Prompt> Write out all of the entries exactly, please.

--- Dataset extract ---

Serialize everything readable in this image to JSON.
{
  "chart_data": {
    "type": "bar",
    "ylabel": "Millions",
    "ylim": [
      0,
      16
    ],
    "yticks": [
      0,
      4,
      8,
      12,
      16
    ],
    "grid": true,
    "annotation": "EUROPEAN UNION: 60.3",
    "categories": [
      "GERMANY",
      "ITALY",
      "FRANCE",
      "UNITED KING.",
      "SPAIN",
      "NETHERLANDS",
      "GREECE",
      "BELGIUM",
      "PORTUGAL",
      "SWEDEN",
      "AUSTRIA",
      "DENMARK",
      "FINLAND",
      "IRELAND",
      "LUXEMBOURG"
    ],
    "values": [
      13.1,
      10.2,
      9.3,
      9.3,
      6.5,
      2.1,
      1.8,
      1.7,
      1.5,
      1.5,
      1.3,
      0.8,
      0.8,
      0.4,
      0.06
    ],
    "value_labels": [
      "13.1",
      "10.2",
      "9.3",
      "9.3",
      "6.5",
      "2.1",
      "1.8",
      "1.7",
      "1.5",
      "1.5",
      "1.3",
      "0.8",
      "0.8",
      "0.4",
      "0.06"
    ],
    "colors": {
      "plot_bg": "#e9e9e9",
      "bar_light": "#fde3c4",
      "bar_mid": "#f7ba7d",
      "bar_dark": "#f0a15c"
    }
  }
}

---

Answer to this problem>
Serialize everything readable in this image to JSON.
{
  "chart_data": {
    "type": "bar",
    "ylabel": "Millions",
    "ylim": [
      0,
      16
    ],
    "yticks": [
      0,
      4,
      8,
      12,
      16
    ],
    "grid": true,
    "annotation": "EUROPEAN UNION: 60.3",
    "categories": [
      "GERMANY",
      "ITALY",
      "FRANCE",
      "UNITED KING.",
      "SPAIN",
      "NETHERLANDS",
      "GREECE",
      "BELGIUM",
      "PORTUGAL",
      "SWEDEN",
      "AUSTRIA",
      "DENMARK",
      "FINLAND",
      "IRELAND",
      "LUXEMBOURG"
    ],
    "values": [
      13.1,
      10.2,
      9.3,
      9.3,
      6.5,
      2.1,
      1.8,
      1.7,
      1.5,
      1.5,
      1.3,
      0.8,
      0.8,
      0.4,
      0.06
    ],
    "value_labels": [
      "13.1",
      "10.2",
      "9.3",
      "9.3",
      "6.5",
      "2.1",
      "1.8",
      "1.7",
      "1.5",
      "1.5",
      "1.3",
      "0.8",
      "0.8",
      "0.4",
      "0.06"
    ],
    "colors": {
      "plot_bg": "#e9e9e9",
      "bar_light": "#fde3c4",
      "bar_mid": "#f7ba7d",
      "bar_dark": "#f0a15c"
    }
  }
}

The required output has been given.